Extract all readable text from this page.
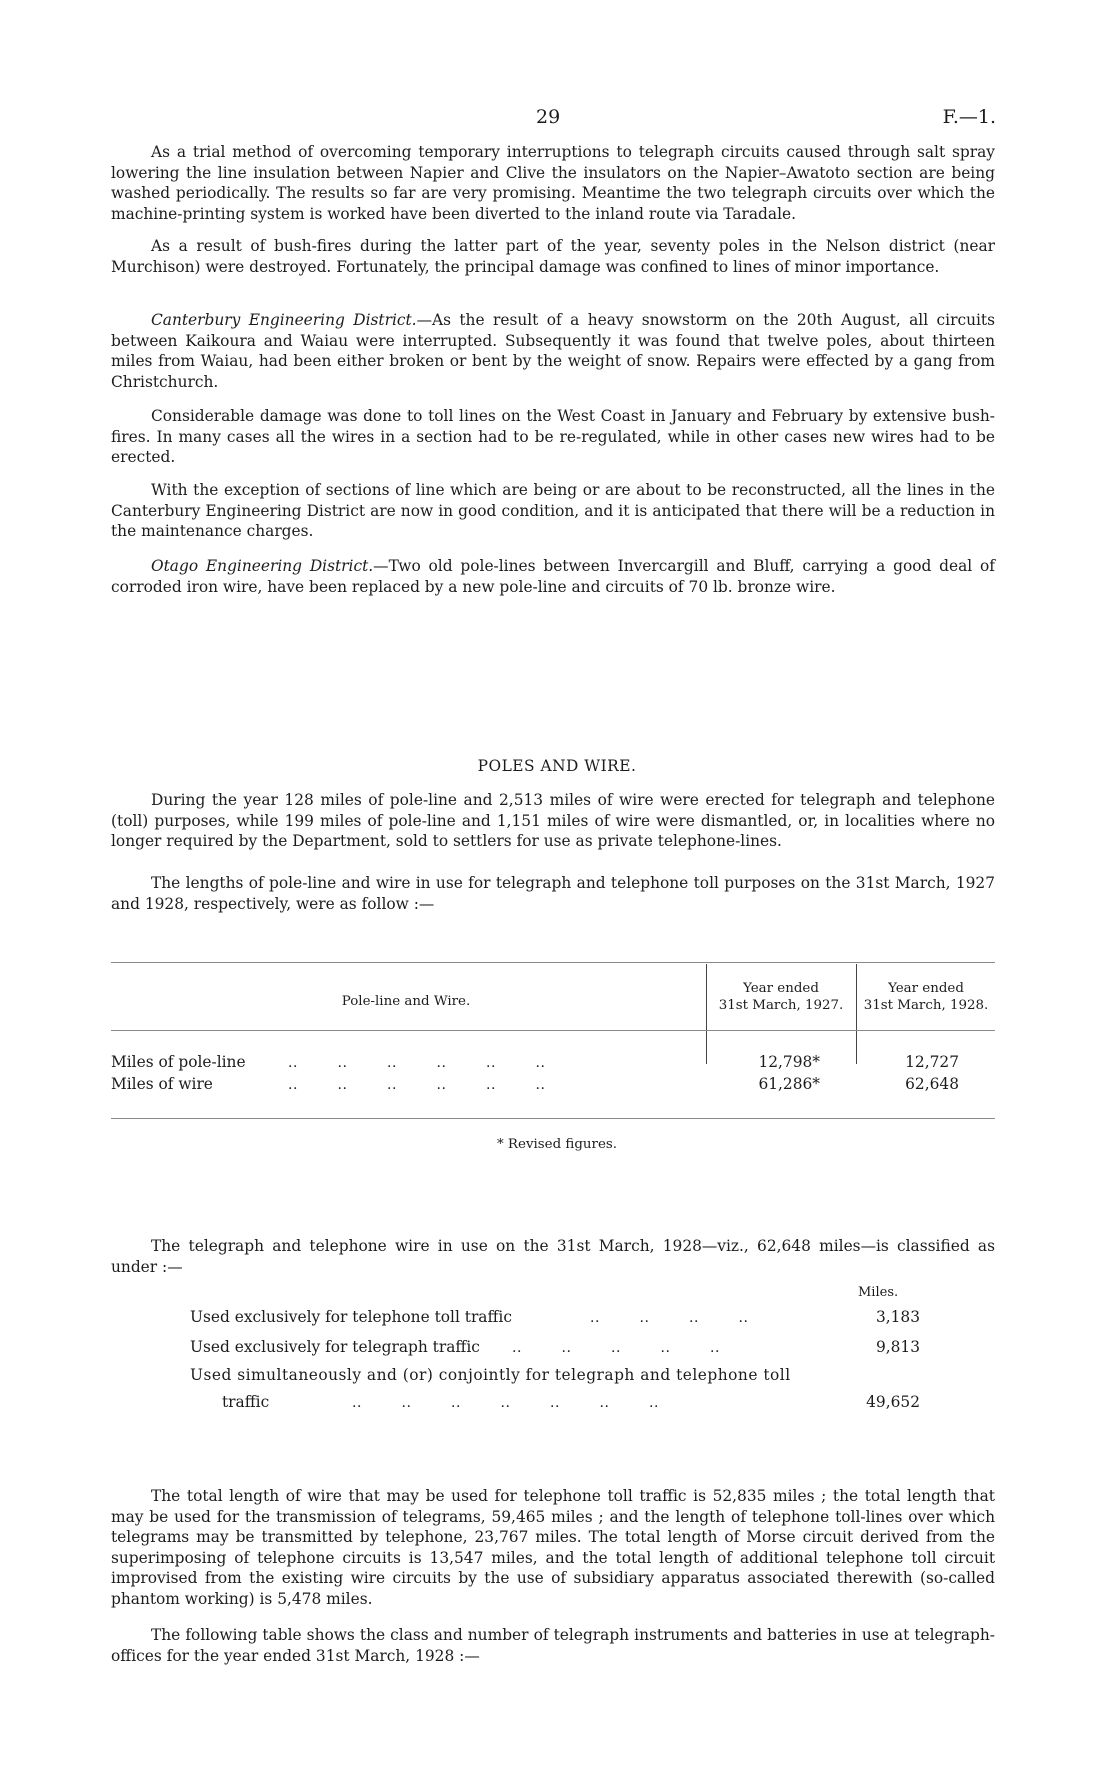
29	F.—1.

As a trial method of overcoming temporary interruptions to telegraph circuits caused through salt spray lowering the line insulation between Napier and Clive the insulators on the Napier–Awatoto section are being washed periodically. The results so far are very promising. Meantime the two telegraph circuits over which the machine-printing system is worked have been diverted to the inland route via Taradale.

As a result of bush-fires during the latter part of the year, seventy poles in the Nelson district (near Murchison) were destroyed. Fortunately, the principal damage was confined to lines of minor importance.

Canterbury Engineering District.—As the result of a heavy snowstorm on the 20th August, all circuits between Kaikoura and Waiau were interrupted. Subsequently it was found that twelve poles, about thirteen miles from Waiau, had been either broken or bent by the weight of snow. Repairs were effected by a gang from Christchurch.

Considerable damage was done to toll lines on the West Coast in January and February by extensive bush-fires. In many cases all the wires in a section had to be re-regulated, while in other cases new wires had to be erected.

With the exception of sections of line which are being or are about to be reconstructed, all the lines in the Canterbury Engineering District are now in good condition, and it is anticipated that there will be a reduction in the maintenance charges.

Otago Engineering District.—Two old pole-lines between Invercargill and Bluff, carrying a good deal of corroded iron wire, have been replaced by a new pole-line and circuits of 70 lb. bronze wire.

POLES AND WIRE.

During the year 128 miles of pole-line and 2,513 miles of wire were erected for telegraph and telephone (toll) purposes, while 199 miles of pole-line and 1,151 miles of wire were dismantled, or, in localities where no longer required by the Department, sold to settlers for use as private telephone-lines.

The lengths of pole-line and wire in use for telegraph and telephone toll purposes on the 31st March, 1927 and 1928, respectively, were as follow :—

Pole-line and Wire.
Year ended
31st March, 1927.
Year ended
31st March, 1928.
Miles of pole-line	..        ..        ..        ..        ..        ..	12,798*	12,727
Miles of wire	..        ..        ..        ..        ..        ..	61,286*	62,648
* Revised figures.

The telegraph and telephone wire in use on the 31st March, 1928—viz., 62,648 miles—is classified as under :—

Miles.
Used exclusively for telephone toll traffic	..        ..        ..        ..	3,183
Used exclusively for telegraph traffic ..        ..        ..        ..        ..	9,813
Used simultaneously and (or) conjointly for telegraph and telephone toll
traffic	..        ..        ..        ..        ..        ..        ..	49,652

The total length of wire that may be used for telephone toll traffic is 52,835 miles ; the total length that may be used for the transmission of telegrams, 59,465 miles ; and the length of telephone toll-lines over which telegrams may be transmitted by telephone, 23,767 miles. The total length of Morse circuit derived from the superimposing of telephone circuits is 13,547 miles, and the total length of additional telephone toll circuit improvised from the existing wire circuits by the use of subsidiary apparatus associated therewith (so-called phantom working) is 5,478 miles.

The following table shows the class and number of telegraph instruments and batteries in use at telegraph-offices for the year ended 31st March, 1928 :—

********

▸ Task details: What is the number of lines in the data that hold the word "purposes"? Reply with that number and nothing else.

▸ Correct result: 2